=== EXCERPTED DATA ===

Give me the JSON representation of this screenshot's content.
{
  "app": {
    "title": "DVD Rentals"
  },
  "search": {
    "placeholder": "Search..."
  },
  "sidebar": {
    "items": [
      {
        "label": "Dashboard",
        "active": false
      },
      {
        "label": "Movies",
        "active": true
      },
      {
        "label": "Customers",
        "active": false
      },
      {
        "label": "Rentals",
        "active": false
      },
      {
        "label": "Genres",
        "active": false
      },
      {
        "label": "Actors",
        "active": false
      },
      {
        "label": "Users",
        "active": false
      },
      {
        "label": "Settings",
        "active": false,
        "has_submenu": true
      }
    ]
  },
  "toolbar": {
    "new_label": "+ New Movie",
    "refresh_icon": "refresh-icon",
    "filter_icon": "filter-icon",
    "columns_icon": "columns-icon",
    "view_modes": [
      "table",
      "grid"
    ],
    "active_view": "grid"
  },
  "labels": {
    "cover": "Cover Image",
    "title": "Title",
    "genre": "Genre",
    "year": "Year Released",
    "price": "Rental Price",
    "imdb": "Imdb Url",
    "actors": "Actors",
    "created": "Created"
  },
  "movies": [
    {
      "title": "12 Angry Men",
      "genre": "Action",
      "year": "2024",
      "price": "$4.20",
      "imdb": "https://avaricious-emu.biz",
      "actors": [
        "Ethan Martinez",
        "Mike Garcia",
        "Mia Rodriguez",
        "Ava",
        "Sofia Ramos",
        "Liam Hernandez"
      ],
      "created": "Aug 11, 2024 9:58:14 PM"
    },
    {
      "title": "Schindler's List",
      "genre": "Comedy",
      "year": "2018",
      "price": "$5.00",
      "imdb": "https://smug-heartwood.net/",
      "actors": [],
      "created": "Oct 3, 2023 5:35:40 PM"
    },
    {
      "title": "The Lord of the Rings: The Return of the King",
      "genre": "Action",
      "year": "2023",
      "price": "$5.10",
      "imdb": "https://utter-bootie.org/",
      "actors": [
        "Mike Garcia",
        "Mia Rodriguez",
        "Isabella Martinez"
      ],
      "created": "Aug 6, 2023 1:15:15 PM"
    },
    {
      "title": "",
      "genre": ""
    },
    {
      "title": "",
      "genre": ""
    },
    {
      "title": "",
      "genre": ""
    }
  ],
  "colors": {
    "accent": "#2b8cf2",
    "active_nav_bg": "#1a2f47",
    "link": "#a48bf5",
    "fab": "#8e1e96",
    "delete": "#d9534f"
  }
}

===

TO DO — All entries shown above should be printed again exactly.

SOLUTION FOR THIS EXERCISE —
Give me the JSON representation of this screenshot's content.
{
  "app": {
    "title": "DVD Rentals"
  },
  "search": {
    "placeholder": "Search..."
  },
  "sidebar": {
    "items": [
      {
        "label": "Dashboard",
        "active": false
      },
      {
        "label": "Movies",
        "active": true
      },
      {
        "label": "Customers",
        "active": false
      },
      {
        "label": "Rentals",
        "active": false
      },
      {
        "label": "Genres",
        "active": false
      },
      {
        "label": "Actors",
        "active": false
      },
      {
        "label": "Users",
        "active": false
      },
      {
        "label": "Settings",
        "active": false,
        "has_submenu": true
      }
    ]
  },
  "toolbar": {
    "new_label": "+ New Movie",
    "refresh_icon": "refresh-icon",
    "filter_icon": "filter-icon",
    "columns_icon": "columns-icon",
    "view_modes": [
      "table",
      "grid"
    ],
    "active_view": "grid"
  },
  "labels": {
    "cover": "Cover Image",
    "title": "Title",
    "genre": "Genre",
    "year": "Year Released",
    "price": "Rental Price",
    "imdb": "Imdb Url",
    "actors": "Actors",
    "created": "Created"
  },
  "movies": [
    {
      "title": "12 Angry Men",
      "genre": "Action",
      "year": "2024",
      "price": "$4.20",
      "imdb": "https://avaricious-emu.biz",
      "actors": [
        "Ethan Martinez",
        "Mike Garcia",
        "Mia Rodriguez",
        "Ava",
        "Sofia Ramos",
        "Liam Hernandez"
      ],
      "created": "Aug 11, 2024 9:58:14 PM"
    },
    {
      "title": "Schindler's List",
      "genre": "Comedy",
      "year": "2018",
      "price": "$5.00",
      "imdb": "https://smug-heartwood.net/",
      "actors": [],
      "created": "Oct 3, 2023 5:35:40 PM"
    },
    {
      "title": "The Lord of the Rings: The Return of the King",
      "genre": "Action",
      "year": "2023",
      "price": "$5.10",
      "imdb": "https://utter-bootie.org/",
      "actors": [
        "Mike Garcia",
        "Mia Rodriguez",
        "Isabella Martinez"
      ],
      "created": "Aug 6, 2023 1:15:15 PM"
    },
    {
      "title": "",
      "genre": ""
    },
    {
      "title": "",
      "genre": ""
    },
    {
      "title": "",
      "genre": ""
    }
  ],
  "colors": {
    "accent": "#2b8cf2",
    "active_nav_bg": "#1a2f47",
    "link": "#a48bf5",
    "fab": "#8e1e96",
    "delete": "#d9534f"
  }
}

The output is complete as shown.